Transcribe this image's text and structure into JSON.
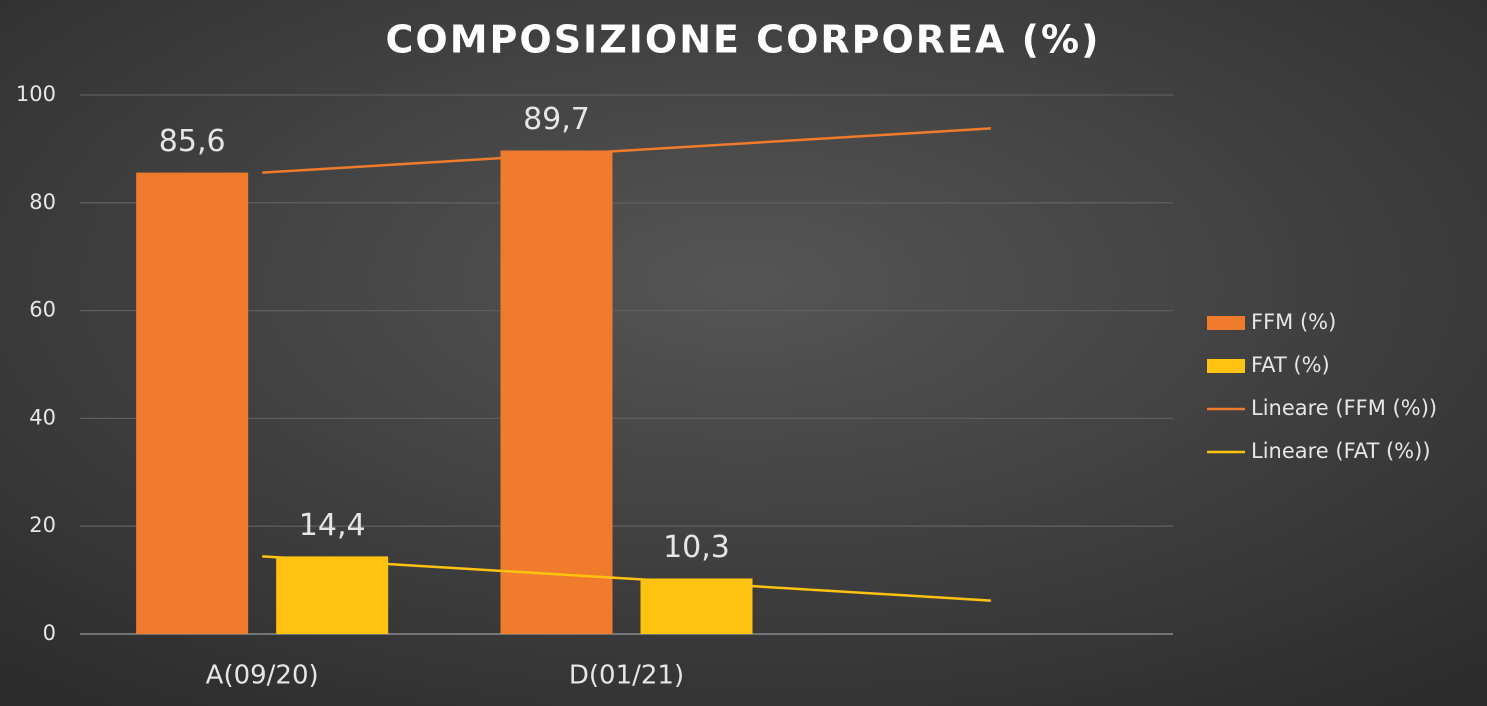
{
  "chart_data": {
    "type": "bar",
    "title": "COMPOSIZIONE CORPOREA (%)",
    "categories": [
      "A(09/20)",
      "D(01/21)",
      null
    ],
    "series": [
      {
        "name": "FFM (%)",
        "color": "#f07b2c",
        "values": [
          85.6,
          89.7,
          null
        ],
        "value_labels": [
          "85,6",
          "89,7",
          null
        ]
      },
      {
        "name": "FAT (%)",
        "color": "#ffc20e",
        "values": [
          14.4,
          10.3,
          null
        ],
        "value_labels": [
          "14,4",
          "10,3",
          null
        ]
      },
      {
        "name": "Lineare (FFM (%))",
        "type": "line",
        "color": "#f07b2c",
        "values": [
          85.6,
          89.7,
          93.8
        ]
      },
      {
        "name": "Lineare (FAT (%))",
        "type": "line",
        "color": "#ffc20e",
        "values": [
          14.4,
          10.3,
          6.2
        ]
      }
    ],
    "ylim": [
      0,
      100
    ],
    "yticks": [
      0,
      20,
      40,
      60,
      80,
      100
    ],
    "grid": true,
    "legend": "right"
  }
}
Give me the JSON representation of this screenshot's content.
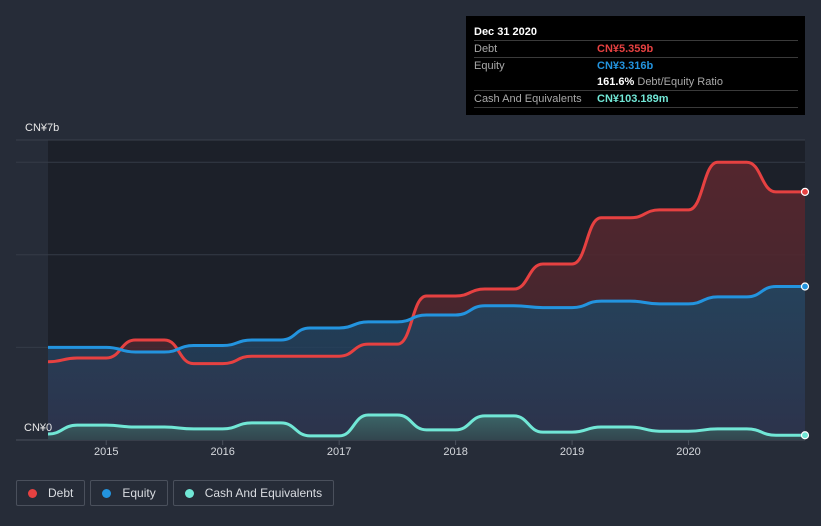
{
  "tooltip": {
    "date": "Dec 31 2020",
    "rows": [
      {
        "label": "Debt",
        "value": "CN¥5.359b",
        "color": "#e64141"
      },
      {
        "label": "Equity",
        "value": "CN¥3.316b",
        "color": "#2394df"
      },
      {
        "label": "",
        "value": "161.6%",
        "suffix": "Debt/Equity Ratio",
        "color": "#ffffff"
      },
      {
        "label": "Cash And Equivalents",
        "value": "CN¥103.189m",
        "color": "#71e7d6"
      }
    ]
  },
  "chart_data": {
    "type": "area",
    "title": "",
    "xlabel": "",
    "ylabel": "",
    "y_top_label": "CN¥7b",
    "y_bottom_label": "CN¥0",
    "ylim": [
      0,
      7
    ],
    "y_unit": "CN¥ billions",
    "grid": true,
    "legend_position": "bottom-left",
    "x_ticks": [
      "2015",
      "2016",
      "2017",
      "2018",
      "2019",
      "2020"
    ],
    "x_tick_values": [
      2015,
      2016,
      2017,
      2018,
      2019,
      2020
    ],
    "x": [
      2014.5,
      2014.75,
      2015.0,
      2015.25,
      2015.5,
      2015.75,
      2016.0,
      2016.25,
      2016.5,
      2016.75,
      2017.0,
      2017.25,
      2017.5,
      2017.75,
      2018.0,
      2018.25,
      2018.5,
      2018.75,
      2019.0,
      2019.25,
      2019.5,
      2019.75,
      2020.0,
      2020.25,
      2020.5,
      2020.75,
      2021.0
    ],
    "series": [
      {
        "name": "Debt",
        "color": "#e64141",
        "values": [
          1.69,
          1.77,
          1.77,
          2.16,
          2.16,
          1.65,
          1.65,
          1.81,
          1.81,
          1.81,
          1.81,
          2.07,
          2.07,
          3.11,
          3.11,
          3.26,
          3.26,
          3.8,
          3.8,
          4.8,
          4.8,
          4.97,
          4.97,
          6.0,
          6.0,
          5.359,
          5.359
        ]
      },
      {
        "name": "Equity",
        "color": "#2394df",
        "values": [
          2.0,
          2.0,
          2.0,
          1.9,
          1.9,
          2.04,
          2.04,
          2.16,
          2.16,
          2.42,
          2.42,
          2.55,
          2.55,
          2.7,
          2.7,
          2.9,
          2.9,
          2.86,
          2.86,
          3.0,
          3.0,
          2.94,
          2.94,
          3.09,
          3.09,
          3.316,
          3.316
        ]
      },
      {
        "name": "Cash And Equivalents",
        "color": "#71e7d6",
        "values": [
          0.13,
          0.32,
          0.32,
          0.28,
          0.28,
          0.24,
          0.24,
          0.37,
          0.37,
          0.09,
          0.09,
          0.54,
          0.54,
          0.22,
          0.22,
          0.52,
          0.52,
          0.17,
          0.17,
          0.28,
          0.28,
          0.19,
          0.19,
          0.24,
          0.24,
          0.103,
          0.103
        ]
      }
    ]
  },
  "legend": [
    {
      "label": "Debt",
      "color": "#e64141"
    },
    {
      "label": "Equity",
      "color": "#2394df"
    },
    {
      "label": "Cash And Equivalents",
      "color": "#71e7d6"
    }
  ]
}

---*---

*STATED EXERCISE*. Search the data above for the string "this" and copy each line that has it.

*WRITTEN RESPONSE*.
Transcribe this image's text and structure into JSON.
Give me the JSON representation of this screenshot's content.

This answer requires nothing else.